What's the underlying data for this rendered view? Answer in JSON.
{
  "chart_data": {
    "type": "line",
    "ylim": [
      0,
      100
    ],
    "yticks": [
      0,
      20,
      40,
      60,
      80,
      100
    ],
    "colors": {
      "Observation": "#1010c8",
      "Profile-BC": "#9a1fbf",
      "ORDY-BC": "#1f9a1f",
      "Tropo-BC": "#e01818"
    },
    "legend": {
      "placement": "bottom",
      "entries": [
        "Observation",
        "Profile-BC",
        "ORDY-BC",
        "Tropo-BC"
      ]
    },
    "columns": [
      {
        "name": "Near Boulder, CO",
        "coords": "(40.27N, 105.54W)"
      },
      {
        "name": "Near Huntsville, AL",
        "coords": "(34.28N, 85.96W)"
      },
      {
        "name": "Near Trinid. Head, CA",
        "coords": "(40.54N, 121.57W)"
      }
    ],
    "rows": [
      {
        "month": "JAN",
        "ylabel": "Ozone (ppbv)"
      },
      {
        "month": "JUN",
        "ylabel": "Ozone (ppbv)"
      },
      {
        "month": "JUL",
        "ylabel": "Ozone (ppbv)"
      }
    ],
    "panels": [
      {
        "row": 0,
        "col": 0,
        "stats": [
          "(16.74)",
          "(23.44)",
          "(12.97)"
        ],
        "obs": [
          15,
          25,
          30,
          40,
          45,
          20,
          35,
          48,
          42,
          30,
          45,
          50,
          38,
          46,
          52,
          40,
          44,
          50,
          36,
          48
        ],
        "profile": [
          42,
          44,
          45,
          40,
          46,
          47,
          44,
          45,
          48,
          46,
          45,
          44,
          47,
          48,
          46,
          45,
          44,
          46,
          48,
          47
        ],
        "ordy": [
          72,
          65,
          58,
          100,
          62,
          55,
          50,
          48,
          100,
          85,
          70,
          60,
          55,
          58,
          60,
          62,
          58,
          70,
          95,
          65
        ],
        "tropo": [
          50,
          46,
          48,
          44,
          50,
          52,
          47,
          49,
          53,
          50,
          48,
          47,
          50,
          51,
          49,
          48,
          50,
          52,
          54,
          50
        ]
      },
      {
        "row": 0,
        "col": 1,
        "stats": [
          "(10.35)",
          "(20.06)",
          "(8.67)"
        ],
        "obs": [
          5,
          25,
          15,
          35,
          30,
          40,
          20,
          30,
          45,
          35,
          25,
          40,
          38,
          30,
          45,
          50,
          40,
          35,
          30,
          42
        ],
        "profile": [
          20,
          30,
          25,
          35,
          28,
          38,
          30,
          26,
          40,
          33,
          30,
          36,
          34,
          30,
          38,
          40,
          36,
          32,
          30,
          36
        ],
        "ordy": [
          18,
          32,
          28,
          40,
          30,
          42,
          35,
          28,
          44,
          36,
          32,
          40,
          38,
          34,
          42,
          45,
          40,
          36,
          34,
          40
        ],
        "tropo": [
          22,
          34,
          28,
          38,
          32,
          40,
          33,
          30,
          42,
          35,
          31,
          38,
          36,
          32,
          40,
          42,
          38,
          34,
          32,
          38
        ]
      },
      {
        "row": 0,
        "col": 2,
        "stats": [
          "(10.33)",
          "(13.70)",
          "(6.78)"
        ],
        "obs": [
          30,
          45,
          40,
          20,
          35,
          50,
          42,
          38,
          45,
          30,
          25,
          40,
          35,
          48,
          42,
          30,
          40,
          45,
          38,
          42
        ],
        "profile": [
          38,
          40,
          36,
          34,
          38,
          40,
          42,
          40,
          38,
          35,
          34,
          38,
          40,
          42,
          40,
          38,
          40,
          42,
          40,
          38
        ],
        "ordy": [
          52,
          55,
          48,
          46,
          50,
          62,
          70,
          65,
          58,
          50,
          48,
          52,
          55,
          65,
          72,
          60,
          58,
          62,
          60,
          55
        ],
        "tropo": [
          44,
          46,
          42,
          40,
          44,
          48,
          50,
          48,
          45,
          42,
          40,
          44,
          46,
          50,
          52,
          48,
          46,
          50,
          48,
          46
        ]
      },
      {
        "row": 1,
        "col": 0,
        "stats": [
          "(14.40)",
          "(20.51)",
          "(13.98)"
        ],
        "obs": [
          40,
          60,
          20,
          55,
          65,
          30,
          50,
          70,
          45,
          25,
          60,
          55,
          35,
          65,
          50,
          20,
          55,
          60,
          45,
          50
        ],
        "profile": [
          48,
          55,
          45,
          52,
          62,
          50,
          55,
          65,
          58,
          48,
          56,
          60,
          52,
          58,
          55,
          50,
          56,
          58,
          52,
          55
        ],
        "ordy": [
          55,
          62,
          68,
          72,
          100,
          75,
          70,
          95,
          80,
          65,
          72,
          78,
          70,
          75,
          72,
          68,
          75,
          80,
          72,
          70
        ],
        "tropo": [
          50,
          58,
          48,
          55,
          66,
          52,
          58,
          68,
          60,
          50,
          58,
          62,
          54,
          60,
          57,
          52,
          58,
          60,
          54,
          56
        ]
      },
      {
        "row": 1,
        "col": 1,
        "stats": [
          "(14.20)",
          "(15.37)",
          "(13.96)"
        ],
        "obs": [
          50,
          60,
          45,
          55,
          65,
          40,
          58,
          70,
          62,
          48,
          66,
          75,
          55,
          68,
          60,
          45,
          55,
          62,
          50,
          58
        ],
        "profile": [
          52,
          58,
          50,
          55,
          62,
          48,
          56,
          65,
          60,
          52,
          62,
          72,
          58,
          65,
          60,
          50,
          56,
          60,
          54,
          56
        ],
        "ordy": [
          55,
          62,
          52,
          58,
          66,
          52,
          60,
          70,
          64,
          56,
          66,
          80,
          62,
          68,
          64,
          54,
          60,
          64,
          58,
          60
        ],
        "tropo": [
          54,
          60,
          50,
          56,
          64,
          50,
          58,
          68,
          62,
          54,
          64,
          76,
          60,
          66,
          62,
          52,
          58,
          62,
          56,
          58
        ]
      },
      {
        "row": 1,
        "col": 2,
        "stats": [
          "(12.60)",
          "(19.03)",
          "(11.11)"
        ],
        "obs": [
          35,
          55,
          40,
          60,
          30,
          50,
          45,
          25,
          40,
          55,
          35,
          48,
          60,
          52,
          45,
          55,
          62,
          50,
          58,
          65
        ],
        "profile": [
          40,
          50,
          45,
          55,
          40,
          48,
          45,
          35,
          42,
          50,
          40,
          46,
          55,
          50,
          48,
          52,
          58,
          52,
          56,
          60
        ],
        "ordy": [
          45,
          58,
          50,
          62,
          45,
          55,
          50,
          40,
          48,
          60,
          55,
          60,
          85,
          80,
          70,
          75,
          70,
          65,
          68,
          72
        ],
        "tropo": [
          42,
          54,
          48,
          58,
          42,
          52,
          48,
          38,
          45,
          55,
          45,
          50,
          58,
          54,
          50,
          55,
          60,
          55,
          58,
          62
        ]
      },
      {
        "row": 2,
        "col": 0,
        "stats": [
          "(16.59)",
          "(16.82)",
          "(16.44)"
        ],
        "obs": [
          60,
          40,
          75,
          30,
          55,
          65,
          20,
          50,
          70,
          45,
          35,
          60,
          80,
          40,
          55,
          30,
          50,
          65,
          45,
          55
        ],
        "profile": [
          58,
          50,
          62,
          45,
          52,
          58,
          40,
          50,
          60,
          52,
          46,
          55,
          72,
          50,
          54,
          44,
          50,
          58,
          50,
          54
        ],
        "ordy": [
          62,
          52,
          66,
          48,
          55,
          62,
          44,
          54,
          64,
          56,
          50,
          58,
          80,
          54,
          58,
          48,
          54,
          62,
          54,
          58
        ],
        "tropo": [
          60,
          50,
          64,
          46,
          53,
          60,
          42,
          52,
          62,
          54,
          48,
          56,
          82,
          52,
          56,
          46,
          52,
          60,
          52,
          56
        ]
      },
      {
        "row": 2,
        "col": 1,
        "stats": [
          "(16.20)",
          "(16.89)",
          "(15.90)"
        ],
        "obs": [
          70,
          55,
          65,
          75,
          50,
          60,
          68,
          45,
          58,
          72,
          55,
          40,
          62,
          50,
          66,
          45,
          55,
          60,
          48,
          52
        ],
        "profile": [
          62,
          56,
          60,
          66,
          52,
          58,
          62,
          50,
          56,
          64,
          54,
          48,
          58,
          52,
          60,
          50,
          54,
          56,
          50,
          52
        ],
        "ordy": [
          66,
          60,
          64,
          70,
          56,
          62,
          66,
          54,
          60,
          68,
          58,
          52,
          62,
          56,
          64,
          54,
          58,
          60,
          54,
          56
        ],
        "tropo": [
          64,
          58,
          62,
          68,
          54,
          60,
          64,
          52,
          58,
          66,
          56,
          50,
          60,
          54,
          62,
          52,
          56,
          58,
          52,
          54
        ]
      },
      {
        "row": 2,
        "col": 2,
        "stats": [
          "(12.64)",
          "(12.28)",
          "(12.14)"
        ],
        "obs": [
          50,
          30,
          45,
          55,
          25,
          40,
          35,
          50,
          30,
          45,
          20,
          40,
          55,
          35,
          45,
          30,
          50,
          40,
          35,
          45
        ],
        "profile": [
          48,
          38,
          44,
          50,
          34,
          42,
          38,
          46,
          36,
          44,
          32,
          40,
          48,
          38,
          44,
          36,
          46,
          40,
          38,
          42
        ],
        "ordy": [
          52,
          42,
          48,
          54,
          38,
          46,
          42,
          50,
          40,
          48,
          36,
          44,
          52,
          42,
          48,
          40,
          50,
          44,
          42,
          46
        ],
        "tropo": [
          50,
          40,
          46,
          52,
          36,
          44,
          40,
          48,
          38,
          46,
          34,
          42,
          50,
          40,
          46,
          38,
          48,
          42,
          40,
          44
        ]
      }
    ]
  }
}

» **Exercise**: Of the lines in the data, how many hold the string "name"? State the number, nothing else.

» **Full response**: 3